*What to do*.
(a) Translate this sentence from the article on cancer myths into Spanish: "Eating whole foods provides a broad range of nutrients and decreases the likelihood of consuming dangerously high levels of any nutrient."
(b) Resume the article on cancer myths, picking up right after its final sentence.

*Text segment*.
==============================

This story is from February 3, 2016

Cancer myths debunked

Cancer experts set the record straight on the most common cancer lores. Dr Boman Dhabar Medical Oncologist Wockhardt Hospitals, Mumbai Central
Cancer myths debunked
Cancer experts set the record straight on the most common cancer lores. Dr Boman Dhabar Medical Oncologist Wockhardt Hospitals, Mumbai Central
Myth 1: Stress can give you cancer
Blaming your cancer on your inability to cope well with stress is a highly detrimental guilt trip that will only make you feel worse psychologically. There’s no evidence to support that life stressors, such as caring for an ill relative, having an overbearing boss, an abusive relationship or financial difficulties, will cause you to develop cancer, or affect your survival or the recurrence of the disease.
It is found that chronic daily stress may actually impair the synthesis of estrogen, mitigating the hormone’s effect in causing breast cancer and lowering the incidence of the disease in highly stressed women.
Myth 2: Boosting your immune system with supplements will decrease your risk of cancer recurrence
Not so, there is no evidence of an increased incidence of the more common cancers like breast, lung, or colon cancer in transplant patients being treated with immune suppression drugs or patients with AIDS, whose immune systems are already depressed as a result of the disease. And while chemotherapy lowers the immune system, it actually cures many cancers.
Don’t rely on supplements. Eating whole foods provides a broad range of nutrients and decreases the likelihood of consuming dangerously high levels of any nutrient.

Myth 3: There’s nothing I can do to prevent cancer
Wrong. The first step is to identify aspects of your lifestyle that increase your risk, like smoking, which is responsible for causing about a third of all cancer deaths. The other major risk factor for cancer is the combination of unhealthy diet, overweight and physical inactivity.
Most people know that being overweight or obese increases their risk of diabetes and heart disease, but very few are aware that it increases their risk of developing cancers. Evidence increasingly links obesity to cancer, including lymphoma, myeloma and tumours of the breast, colon, esophagus, gallbladder, kidney, liver, pancreas, and uterus. Excess weight increases levels of insulin, which may fuel colon, pancreatic and prostate cancer, and of estrogen linked to breast and endometrial cancer. And excess energy intake from food may fuel the growth of several cancers.

==============================

*Data excerpts*.
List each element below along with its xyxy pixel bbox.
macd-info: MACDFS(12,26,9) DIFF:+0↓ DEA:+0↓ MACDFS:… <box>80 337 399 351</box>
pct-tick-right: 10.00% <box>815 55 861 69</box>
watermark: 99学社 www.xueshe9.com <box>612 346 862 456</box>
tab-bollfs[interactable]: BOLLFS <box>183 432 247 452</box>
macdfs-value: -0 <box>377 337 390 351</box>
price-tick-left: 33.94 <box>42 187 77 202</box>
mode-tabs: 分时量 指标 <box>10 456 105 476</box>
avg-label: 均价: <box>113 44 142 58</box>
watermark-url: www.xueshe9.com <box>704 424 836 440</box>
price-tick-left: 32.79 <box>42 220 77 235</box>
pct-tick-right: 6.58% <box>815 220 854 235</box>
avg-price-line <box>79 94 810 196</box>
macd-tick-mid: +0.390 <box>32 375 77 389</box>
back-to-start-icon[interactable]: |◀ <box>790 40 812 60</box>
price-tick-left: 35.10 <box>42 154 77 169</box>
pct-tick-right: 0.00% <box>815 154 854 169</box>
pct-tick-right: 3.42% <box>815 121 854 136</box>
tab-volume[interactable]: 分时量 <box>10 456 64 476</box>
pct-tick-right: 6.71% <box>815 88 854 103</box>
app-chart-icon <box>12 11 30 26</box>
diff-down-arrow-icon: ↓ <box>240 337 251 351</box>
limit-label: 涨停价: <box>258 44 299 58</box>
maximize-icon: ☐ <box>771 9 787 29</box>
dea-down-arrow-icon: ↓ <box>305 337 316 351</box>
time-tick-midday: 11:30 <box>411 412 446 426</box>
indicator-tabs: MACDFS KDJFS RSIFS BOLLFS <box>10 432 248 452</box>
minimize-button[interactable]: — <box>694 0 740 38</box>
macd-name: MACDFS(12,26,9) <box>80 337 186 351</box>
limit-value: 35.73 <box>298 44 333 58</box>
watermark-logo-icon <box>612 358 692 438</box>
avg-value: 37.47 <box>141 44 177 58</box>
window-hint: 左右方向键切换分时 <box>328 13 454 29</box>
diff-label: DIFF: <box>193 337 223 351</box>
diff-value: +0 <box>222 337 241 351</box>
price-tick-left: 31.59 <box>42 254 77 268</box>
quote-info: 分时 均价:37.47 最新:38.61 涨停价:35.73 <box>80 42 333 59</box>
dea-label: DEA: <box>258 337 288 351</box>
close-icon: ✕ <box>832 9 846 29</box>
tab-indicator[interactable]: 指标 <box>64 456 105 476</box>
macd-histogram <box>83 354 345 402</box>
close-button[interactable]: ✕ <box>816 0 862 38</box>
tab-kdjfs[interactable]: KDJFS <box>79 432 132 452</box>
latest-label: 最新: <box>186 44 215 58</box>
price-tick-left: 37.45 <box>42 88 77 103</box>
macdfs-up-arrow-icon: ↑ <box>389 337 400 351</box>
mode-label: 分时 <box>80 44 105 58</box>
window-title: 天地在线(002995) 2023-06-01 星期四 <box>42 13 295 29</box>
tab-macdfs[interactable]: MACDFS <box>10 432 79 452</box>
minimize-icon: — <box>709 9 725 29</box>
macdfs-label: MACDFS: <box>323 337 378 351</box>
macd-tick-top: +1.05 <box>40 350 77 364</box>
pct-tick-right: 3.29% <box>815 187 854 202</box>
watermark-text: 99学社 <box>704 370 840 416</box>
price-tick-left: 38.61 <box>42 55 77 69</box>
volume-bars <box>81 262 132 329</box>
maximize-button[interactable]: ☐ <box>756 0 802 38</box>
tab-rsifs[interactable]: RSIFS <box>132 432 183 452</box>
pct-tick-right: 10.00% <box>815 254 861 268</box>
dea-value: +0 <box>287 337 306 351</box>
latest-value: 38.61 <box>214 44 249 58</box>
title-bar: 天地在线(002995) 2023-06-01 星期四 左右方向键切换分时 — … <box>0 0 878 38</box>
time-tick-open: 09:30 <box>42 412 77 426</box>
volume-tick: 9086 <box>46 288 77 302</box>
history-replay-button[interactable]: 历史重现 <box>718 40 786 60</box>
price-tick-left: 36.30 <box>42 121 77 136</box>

==============================

*Written responses*.
(a) Comer alimentos integrales aporta una amplia variedad de nutrientes y reduce la probabilidad de consumir niveles peligrosamente altos de cualquier nutriente.

(b)
Lasting weight loss requires not only diet control but also increased physical activity – at least 30 minutes most days of the week. Exercise may help prevent cancer in other ways as well. For example, its ability to lower the insulin level and speed wastes through the gut may reduce colon-cancer risk. And by controlling hormone levels, it may protect against breast and prostate cancer.
Myth 4: Only the young benefit from cancer treatment
The reality is that age itself does not preclude good cancer treatment. Treatment decisions should be based on the number of factors, including the patient’s physical robustness, other illnesses, anticipated active life expectancy, the natural pattern of growth and inherent danger of the cancer, and the likely to impact of treatment. Patients in their 80s or older, who are in good physical shape and who have family histories of longevity, may well benefit from careful selection of surgery, radiotherapy, or chemotherapy for a malignancy that threatens to cut short their lives. The key is to receive multi-disciplinary care.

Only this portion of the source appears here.